• [Do this]
Reproduce the data that follows in its entirety, character for character.

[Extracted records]

--------------------------------

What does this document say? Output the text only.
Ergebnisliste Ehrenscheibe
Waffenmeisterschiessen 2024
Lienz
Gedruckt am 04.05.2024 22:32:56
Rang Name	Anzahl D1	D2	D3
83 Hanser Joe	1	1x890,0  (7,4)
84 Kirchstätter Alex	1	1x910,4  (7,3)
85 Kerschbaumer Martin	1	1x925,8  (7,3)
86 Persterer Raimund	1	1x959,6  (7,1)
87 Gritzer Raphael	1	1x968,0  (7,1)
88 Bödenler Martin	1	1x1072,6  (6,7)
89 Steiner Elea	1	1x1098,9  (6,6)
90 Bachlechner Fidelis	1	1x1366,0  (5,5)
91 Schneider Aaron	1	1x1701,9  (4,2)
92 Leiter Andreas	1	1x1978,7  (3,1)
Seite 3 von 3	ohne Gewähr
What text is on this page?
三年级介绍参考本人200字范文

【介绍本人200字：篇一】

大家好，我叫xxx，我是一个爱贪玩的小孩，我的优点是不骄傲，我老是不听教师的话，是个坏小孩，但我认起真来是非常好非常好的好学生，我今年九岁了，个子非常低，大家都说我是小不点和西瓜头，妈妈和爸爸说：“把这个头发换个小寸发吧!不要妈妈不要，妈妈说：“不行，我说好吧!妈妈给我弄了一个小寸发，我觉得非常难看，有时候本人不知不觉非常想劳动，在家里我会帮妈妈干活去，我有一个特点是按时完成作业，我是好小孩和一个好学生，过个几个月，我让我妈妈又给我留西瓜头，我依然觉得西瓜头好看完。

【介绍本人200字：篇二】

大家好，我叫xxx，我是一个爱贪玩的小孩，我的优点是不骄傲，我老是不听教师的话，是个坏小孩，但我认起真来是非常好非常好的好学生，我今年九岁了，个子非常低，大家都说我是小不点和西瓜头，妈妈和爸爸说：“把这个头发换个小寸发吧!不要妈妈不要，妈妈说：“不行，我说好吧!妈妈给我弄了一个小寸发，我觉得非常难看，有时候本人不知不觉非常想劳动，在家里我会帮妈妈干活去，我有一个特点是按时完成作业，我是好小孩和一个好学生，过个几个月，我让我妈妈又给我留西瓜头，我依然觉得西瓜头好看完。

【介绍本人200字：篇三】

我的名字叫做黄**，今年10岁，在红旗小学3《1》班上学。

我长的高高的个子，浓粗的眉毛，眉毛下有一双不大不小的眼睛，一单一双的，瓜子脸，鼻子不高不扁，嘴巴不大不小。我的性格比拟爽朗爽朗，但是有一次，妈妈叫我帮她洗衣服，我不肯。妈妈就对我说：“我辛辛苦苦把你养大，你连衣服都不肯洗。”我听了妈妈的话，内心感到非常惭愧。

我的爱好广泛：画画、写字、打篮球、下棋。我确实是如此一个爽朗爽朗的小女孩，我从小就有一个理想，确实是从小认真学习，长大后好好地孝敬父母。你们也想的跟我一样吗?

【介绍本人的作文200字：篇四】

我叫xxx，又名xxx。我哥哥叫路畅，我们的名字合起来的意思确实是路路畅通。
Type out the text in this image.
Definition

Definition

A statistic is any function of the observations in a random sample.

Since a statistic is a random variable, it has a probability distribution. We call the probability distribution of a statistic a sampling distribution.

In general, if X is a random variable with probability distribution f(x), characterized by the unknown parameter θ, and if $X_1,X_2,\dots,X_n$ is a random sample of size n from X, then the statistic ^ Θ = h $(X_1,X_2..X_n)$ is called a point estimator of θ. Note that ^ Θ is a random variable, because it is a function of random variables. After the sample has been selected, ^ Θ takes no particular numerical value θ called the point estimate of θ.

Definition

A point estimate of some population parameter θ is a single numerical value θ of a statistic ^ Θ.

--------------------------------

• [Result of the exercise]
What does this document say? Output the text only.
Ergebnisliste Ehrenscheibe
Waffenmeisterschiessen 2024
Lienz
Gedruckt am 04.05.2024 22:32:56
Rang Name	Anzahl D1	D2	D3
83 Hanser Joe	1	1x890,0  (7,4)
84 Kirchstätter Alex	1	1x910,4  (7,3)
85 Kerschbaumer Martin	1	1x925,8  (7,3)
86 Persterer Raimund	1	1x959,6  (7,1)
87 Gritzer Raphael	1	1x968,0  (7,1)
88 Bödenler Martin	1	1x1072,6  (6,7)
89 Steiner Elea	1	1x1098,9  (6,6)
90 Bachlechner Fidelis	1	1x1366,0  (5,5)
91 Schneider Aaron	1	1x1701,9  (4,2)
92 Leiter Andreas	1	1x1978,7  (3,1)
Seite 3 von 3	ohne Gewähr
What text is on this page?
三年级介绍参考本人200字范文

【介绍本人200字：篇一】

大家好，我叫xxx，我是一个爱贪玩的小孩，我的优点是不骄傲，我老是不听教师的话，是个坏小孩，但我认起真来是非常好非常好的好学生，我今年九岁了，个子非常低，大家都说我是小不点和西瓜头，妈妈和爸爸说：“把这个头发换个小寸发吧!不要妈妈不要，妈妈说：“不行，我说好吧!妈妈给我弄了一个小寸发，我觉得非常难看，有时候本人不知不觉非常想劳动，在家里我会帮妈妈干活去，我有一个特点是按时完成作业，我是好小孩和一个好学生，过个几个月，我让我妈妈又给我留西瓜头，我依然觉得西瓜头好看完。

【介绍本人200字：篇二】

大家好，我叫xxx，我是一个爱贪玩的小孩，我的优点是不骄傲，我老是不听教师的话，是个坏小孩，但我认起真来是非常好非常好的好学生，我今年九岁了，个子非常低，大家都说我是小不点和西瓜头，妈妈和爸爸说：“把这个头发换个小寸发吧!不要妈妈不要，妈妈说：“不行，我说好吧!妈妈给我弄了一个小寸发，我觉得非常难看，有时候本人不知不觉非常想劳动，在家里我会帮妈妈干活去，我有一个特点是按时完成作业，我是好小孩和一个好学生，过个几个月，我让我妈妈又给我留西瓜头，我依然觉得西瓜头好看完。

【介绍本人200字：篇三】

我的名字叫做黄**，今年10岁，在红旗小学3《1》班上学。

我长的高高的个子，浓粗的眉毛，眉毛下有一双不大不小的眼睛，一单一双的，瓜子脸，鼻子不高不扁，嘴巴不大不小。我的性格比拟爽朗爽朗，但是有一次，妈妈叫我帮她洗衣服，我不肯。妈妈就对我说：“我辛辛苦苦把你养大，你连衣服都不肯洗。”我听了妈妈的话，内心感到非常惭愧。

我的爱好广泛：画画、写字、打篮球、下棋。我确实是如此一个爽朗爽朗的小女孩，我从小就有一个理想，确实是从小认真学习，长大后好好地孝敬父母。你们也想的跟我一样吗?

【介绍本人的作文200字：篇四】

我叫xxx，又名xxx。我哥哥叫路畅，我们的名字合起来的意思确实是路路畅通。
Type out the text in this image.
Definition

Definition

A statistic is any function of the observations in a random sample.

Since a statistic is a random variable, it has a probability distribution. We call the probability distribution of a statistic a sampling distribution.

In general, if X is a random variable with probability distribution f(x), characterized by the unknown parameter θ, and if $X_1,X_2,\dots,X_n$ is a random sample of size n from X, then the statistic ^ Θ = h $(X_1,X_2..X_n)$ is called a point estimator of θ. Note that ^ Θ is a random variable, because it is a function of random variables. After the sample has been selected, ^ Θ takes no particular numerical value θ called the point estimate of θ.

Definition

A point estimate of some population parameter θ is a single numerical value θ of a statistic ^ Θ.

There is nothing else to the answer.